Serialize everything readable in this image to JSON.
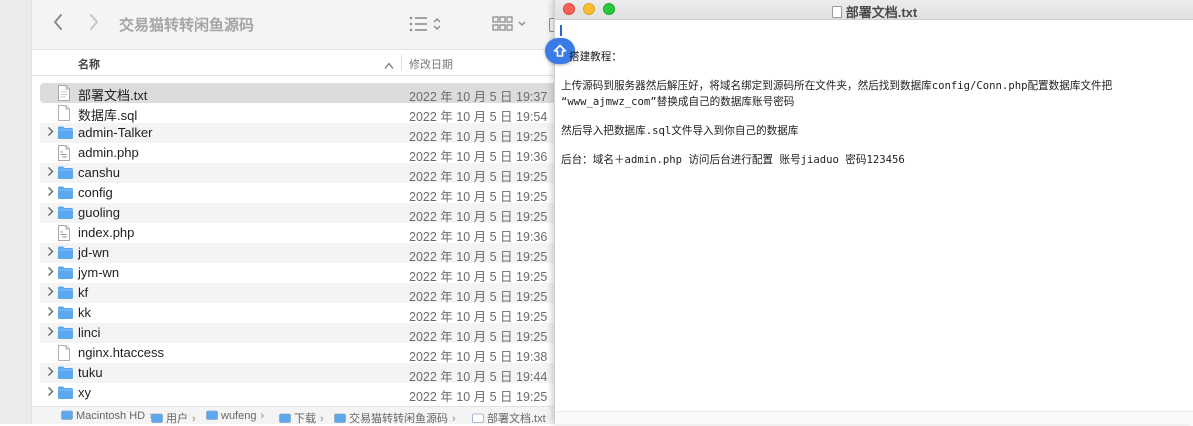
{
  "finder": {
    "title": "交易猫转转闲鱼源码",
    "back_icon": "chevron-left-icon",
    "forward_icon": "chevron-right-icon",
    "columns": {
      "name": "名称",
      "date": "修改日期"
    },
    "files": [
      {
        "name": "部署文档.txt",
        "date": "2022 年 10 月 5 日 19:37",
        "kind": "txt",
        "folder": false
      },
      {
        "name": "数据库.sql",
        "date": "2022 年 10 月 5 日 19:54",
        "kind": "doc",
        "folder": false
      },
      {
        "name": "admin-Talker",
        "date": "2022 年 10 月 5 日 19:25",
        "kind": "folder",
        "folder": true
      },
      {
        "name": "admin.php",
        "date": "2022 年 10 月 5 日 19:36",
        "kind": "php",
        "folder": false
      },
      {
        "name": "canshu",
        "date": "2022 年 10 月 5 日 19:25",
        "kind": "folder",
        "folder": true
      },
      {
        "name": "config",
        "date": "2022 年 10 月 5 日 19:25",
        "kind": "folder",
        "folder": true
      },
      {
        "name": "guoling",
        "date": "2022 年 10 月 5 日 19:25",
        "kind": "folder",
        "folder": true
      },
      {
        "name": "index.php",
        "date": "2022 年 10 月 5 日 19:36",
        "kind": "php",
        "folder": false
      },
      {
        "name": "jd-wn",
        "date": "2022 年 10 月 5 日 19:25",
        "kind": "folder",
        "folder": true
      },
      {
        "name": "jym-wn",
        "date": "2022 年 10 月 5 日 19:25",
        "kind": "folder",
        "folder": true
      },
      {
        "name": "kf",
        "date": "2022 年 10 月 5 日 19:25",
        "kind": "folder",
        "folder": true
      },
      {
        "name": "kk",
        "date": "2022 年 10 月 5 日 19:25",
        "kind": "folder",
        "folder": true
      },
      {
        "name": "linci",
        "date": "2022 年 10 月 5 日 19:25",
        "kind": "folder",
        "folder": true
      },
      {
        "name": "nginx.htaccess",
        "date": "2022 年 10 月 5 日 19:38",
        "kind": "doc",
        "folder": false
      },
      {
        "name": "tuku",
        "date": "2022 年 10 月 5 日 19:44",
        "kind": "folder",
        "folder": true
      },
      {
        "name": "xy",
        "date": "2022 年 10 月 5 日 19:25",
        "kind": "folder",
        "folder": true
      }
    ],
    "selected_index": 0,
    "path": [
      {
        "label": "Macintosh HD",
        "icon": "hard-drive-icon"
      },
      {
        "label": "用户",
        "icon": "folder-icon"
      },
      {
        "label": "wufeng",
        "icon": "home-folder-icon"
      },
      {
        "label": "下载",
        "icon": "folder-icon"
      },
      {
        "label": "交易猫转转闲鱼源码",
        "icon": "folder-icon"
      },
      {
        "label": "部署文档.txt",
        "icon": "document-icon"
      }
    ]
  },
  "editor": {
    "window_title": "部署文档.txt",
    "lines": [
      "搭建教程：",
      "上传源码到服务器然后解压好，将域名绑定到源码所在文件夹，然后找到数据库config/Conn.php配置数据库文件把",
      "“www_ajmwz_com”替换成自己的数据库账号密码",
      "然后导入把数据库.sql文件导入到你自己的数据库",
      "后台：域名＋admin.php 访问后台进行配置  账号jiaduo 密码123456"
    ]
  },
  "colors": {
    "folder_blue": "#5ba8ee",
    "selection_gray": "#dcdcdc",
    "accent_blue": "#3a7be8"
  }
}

────

Copy out the records above in full, exactly as written, but not the pictures.

Serialize everything readable in this image to JSON.
{
  "finder": {
    "title": "交易猫转转闲鱼源码",
    "back_icon": "chevron-left-icon",
    "forward_icon": "chevron-right-icon",
    "columns": {
      "name": "名称",
      "date": "修改日期"
    },
    "files": [
      {
        "name": "部署文档.txt",
        "date": "2022 年 10 月 5 日 19:37",
        "kind": "txt",
        "folder": false
      },
      {
        "name": "数据库.sql",
        "date": "2022 年 10 月 5 日 19:54",
        "kind": "doc",
        "folder": false
      },
      {
        "name": "admin-Talker",
        "date": "2022 年 10 月 5 日 19:25",
        "kind": "folder",
        "folder": true
      },
      {
        "name": "admin.php",
        "date": "2022 年 10 月 5 日 19:36",
        "kind": "php",
        "folder": false
      },
      {
        "name": "canshu",
        "date": "2022 年 10 月 5 日 19:25",
        "kind": "folder",
        "folder": true
      },
      {
        "name": "config",
        "date": "2022 年 10 月 5 日 19:25",
        "kind": "folder",
        "folder": true
      },
      {
        "name": "guoling",
        "date": "2022 年 10 月 5 日 19:25",
        "kind": "folder",
        "folder": true
      },
      {
        "name": "index.php",
        "date": "2022 年 10 月 5 日 19:36",
        "kind": "php",
        "folder": false
      },
      {
        "name": "jd-wn",
        "date": "2022 年 10 月 5 日 19:25",
        "kind": "folder",
        "folder": true
      },
      {
        "name": "jym-wn",
        "date": "2022 年 10 月 5 日 19:25",
        "kind": "folder",
        "folder": true
      },
      {
        "name": "kf",
        "date": "2022 年 10 月 5 日 19:25",
        "kind": "folder",
        "folder": true
      },
      {
        "name": "kk",
        "date": "2022 年 10 月 5 日 19:25",
        "kind": "folder",
        "folder": true
      },
      {
        "name": "linci",
        "date": "2022 年 10 月 5 日 19:25",
        "kind": "folder",
        "folder": true
      },
      {
        "name": "nginx.htaccess",
        "date": "2022 年 10 月 5 日 19:38",
        "kind": "doc",
        "folder": false
      },
      {
        "name": "tuku",
        "date": "2022 年 10 月 5 日 19:44",
        "kind": "folder",
        "folder": true
      },
      {
        "name": "xy",
        "date": "2022 年 10 月 5 日 19:25",
        "kind": "folder",
        "folder": true
      }
    ],
    "selected_index": 0,
    "path": [
      {
        "label": "Macintosh HD",
        "icon": "hard-drive-icon"
      },
      {
        "label": "用户",
        "icon": "folder-icon"
      },
      {
        "label": "wufeng",
        "icon": "home-folder-icon"
      },
      {
        "label": "下载",
        "icon": "folder-icon"
      },
      {
        "label": "交易猫转转闲鱼源码",
        "icon": "folder-icon"
      },
      {
        "label": "部署文档.txt",
        "icon": "document-icon"
      }
    ]
  },
  "editor": {
    "window_title": "部署文档.txt",
    "lines": [
      "搭建教程：",
      "上传源码到服务器然后解压好，将域名绑定到源码所在文件夹，然后找到数据库config/Conn.php配置数据库文件把",
      "“www_ajmwz_com”替换成自己的数据库账号密码",
      "然后导入把数据库.sql文件导入到你自己的数据库",
      "后台：域名＋admin.php 访问后台进行配置  账号jiaduo 密码123456"
    ]
  },
  "colors": {
    "folder_blue": "#5ba8ee",
    "selection_gray": "#dcdcdc",
    "accent_blue": "#3a7be8"
  }
}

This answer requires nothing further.